WHAT IS EXPECTED:
Your task is to copy every line of this material exactly.

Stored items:
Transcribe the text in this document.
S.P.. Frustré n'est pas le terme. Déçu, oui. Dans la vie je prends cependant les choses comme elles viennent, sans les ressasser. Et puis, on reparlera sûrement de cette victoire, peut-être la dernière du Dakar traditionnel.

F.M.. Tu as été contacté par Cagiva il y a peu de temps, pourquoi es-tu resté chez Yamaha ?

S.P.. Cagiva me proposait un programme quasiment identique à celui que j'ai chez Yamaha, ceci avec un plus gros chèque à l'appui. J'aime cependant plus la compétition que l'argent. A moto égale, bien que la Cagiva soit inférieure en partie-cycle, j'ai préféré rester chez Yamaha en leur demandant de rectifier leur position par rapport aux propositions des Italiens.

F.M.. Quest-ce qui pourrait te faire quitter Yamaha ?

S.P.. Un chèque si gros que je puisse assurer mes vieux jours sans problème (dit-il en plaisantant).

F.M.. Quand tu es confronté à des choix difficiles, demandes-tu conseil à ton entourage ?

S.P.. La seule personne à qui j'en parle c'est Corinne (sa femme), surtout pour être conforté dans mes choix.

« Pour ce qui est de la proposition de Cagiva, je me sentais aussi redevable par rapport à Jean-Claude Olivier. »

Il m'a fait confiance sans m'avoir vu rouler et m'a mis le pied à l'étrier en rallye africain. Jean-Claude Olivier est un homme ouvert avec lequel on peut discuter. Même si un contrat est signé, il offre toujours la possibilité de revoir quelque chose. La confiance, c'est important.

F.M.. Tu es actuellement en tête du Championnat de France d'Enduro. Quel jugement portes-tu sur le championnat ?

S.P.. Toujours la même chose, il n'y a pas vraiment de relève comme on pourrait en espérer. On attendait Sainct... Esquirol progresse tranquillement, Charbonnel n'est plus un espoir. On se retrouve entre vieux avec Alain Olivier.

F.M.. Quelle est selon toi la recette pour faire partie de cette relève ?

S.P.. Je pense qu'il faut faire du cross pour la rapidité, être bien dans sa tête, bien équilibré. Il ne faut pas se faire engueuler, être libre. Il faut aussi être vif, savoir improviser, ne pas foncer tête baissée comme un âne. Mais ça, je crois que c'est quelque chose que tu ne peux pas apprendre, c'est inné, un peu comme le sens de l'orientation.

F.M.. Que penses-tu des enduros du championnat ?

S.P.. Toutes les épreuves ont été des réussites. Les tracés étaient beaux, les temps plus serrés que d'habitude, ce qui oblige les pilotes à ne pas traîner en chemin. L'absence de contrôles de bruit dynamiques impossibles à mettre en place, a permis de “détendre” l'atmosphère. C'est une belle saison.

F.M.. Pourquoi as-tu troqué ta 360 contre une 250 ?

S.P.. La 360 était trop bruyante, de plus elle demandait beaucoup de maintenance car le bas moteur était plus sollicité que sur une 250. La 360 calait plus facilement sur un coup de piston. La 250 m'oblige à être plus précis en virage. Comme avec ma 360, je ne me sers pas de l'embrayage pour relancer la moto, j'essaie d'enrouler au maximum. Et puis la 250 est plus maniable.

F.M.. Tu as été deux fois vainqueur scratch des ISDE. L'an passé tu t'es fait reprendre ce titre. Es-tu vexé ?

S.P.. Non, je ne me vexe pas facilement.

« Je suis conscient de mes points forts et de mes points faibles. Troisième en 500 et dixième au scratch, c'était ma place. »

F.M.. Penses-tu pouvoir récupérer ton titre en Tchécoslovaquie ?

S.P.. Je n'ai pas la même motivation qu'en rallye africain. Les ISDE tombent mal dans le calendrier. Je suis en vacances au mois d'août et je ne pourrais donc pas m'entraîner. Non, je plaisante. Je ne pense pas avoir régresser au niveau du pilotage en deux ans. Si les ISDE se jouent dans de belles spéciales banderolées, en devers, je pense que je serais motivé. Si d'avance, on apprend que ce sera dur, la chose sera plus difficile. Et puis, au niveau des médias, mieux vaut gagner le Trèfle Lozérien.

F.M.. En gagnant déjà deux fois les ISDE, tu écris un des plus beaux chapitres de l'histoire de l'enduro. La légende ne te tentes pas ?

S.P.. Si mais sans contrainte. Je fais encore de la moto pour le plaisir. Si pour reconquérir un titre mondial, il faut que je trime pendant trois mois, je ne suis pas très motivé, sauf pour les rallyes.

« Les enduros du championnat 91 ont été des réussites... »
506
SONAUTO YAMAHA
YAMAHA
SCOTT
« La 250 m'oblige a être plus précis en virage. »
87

ANSWER TO THIS PROBLEM:
Transcribe the text in this document.
S.P.. Frustré n'est pas le terme. Déçu, oui. Dans la vie je prends cependant les choses comme elles viennent, sans les ressasser. Et puis, on reparlera sûrement de cette victoire, peut-être la dernière du Dakar traditionnel.

F.M.. Tu as été contacté par Cagiva il y a peu de temps, pourquoi es-tu resté chez Yamaha ?

S.P.. Cagiva me proposait un programme quasiment identique à celui que j'ai chez Yamaha, ceci avec un plus gros chèque à l'appui. J'aime cependant plus la compétition que l'argent. A moto égale, bien que la Cagiva soit inférieure en partie-cycle, j'ai préféré rester chez Yamaha en leur demandant de rectifier leur position par rapport aux propositions des Italiens.

F.M.. Quest-ce qui pourrait te faire quitter Yamaha ?

S.P.. Un chèque si gros que je puisse assurer mes vieux jours sans problème (dit-il en plaisantant).

F.M.. Quand tu es confronté à des choix difficiles, demandes-tu conseil à ton entourage ?

S.P.. La seule personne à qui j'en parle c'est Corinne (sa femme), surtout pour être conforté dans mes choix.

« Pour ce qui est de la proposition de Cagiva, je me sentais aussi redevable par rapport à Jean-Claude Olivier. »

Il m'a fait confiance sans m'avoir vu rouler et m'a mis le pied à l'étrier en rallye africain. Jean-Claude Olivier est un homme ouvert avec lequel on peut discuter. Même si un contrat est signé, il offre toujours la possibilité de revoir quelque chose. La confiance, c'est important.

F.M.. Tu es actuellement en tête du Championnat de France d'Enduro. Quel jugement portes-tu sur le championnat ?

S.P.. Toujours la même chose, il n'y a pas vraiment de relève comme on pourrait en espérer. On attendait Sainct... Esquirol progresse tranquillement, Charbonnel n'est plus un espoir. On se retrouve entre vieux avec Alain Olivier.

F.M.. Quelle est selon toi la recette pour faire partie de cette relève ?

S.P.. Je pense qu'il faut faire du cross pour la rapidité, être bien dans sa tête, bien équilibré. Il ne faut pas se faire engueuler, être libre. Il faut aussi être vif, savoir improviser, ne pas foncer tête baissée comme un âne. Mais ça, je crois que c'est quelque chose que tu ne peux pas apprendre, c'est inné, un peu comme le sens de l'orientation.

F.M.. Que penses-tu des enduros du championnat ?

S.P.. Toutes les épreuves ont été des réussites. Les tracés étaient beaux, les temps plus serrés que d'habitude, ce qui oblige les pilotes à ne pas traîner en chemin. L'absence de contrôles de bruit dynamiques impossibles à mettre en place, a permis de “détendre” l'atmosphère. C'est une belle saison.

F.M.. Pourquoi as-tu troqué ta 360 contre une 250 ?

S.P.. La 360 était trop bruyante, de plus elle demandait beaucoup de maintenance car le bas moteur était plus sollicité que sur une 250. La 360 calait plus facilement sur un coup de piston. La 250 m'oblige à être plus précis en virage. Comme avec ma 360, je ne me sers pas de l'embrayage pour relancer la moto, j'essaie d'enrouler au maximum. Et puis la 250 est plus maniable.

F.M.. Tu as été deux fois vainqueur scratch des ISDE. L'an passé tu t'es fait reprendre ce titre. Es-tu vexé ?

S.P.. Non, je ne me vexe pas facilement.

« Je suis conscient de mes points forts et de mes points faibles. Troisième en 500 et dixième au scratch, c'était ma place. »

F.M.. Penses-tu pouvoir récupérer ton titre en Tchécoslovaquie ?

S.P.. Je n'ai pas la même motivation qu'en rallye africain. Les ISDE tombent mal dans le calendrier. Je suis en vacances au mois d'août et je ne pourrais donc pas m'entraîner. Non, je plaisante. Je ne pense pas avoir régresser au niveau du pilotage en deux ans. Si les ISDE se jouent dans de belles spéciales banderolées, en devers, je pense que je serais motivé. Si d'avance, on apprend que ce sera dur, la chose sera plus difficile. Et puis, au niveau des médias, mieux vaut gagner le Trèfle Lozérien.

F.M.. En gagnant déjà deux fois les ISDE, tu écris un des plus beaux chapitres de l'histoire de l'enduro. La légende ne te tentes pas ?

S.P.. Si mais sans contrainte. Je fais encore de la moto pour le plaisir. Si pour reconquérir un titre mondial, il faut que je trime pendant trois mois, je ne suis pas très motivé, sauf pour les rallyes.

« Les enduros du championnat 91 ont été des réussites... »
506
SONAUTO YAMAHA
YAMAHA
SCOTT
« La 250 m'oblige a être plus précis en virage. »
87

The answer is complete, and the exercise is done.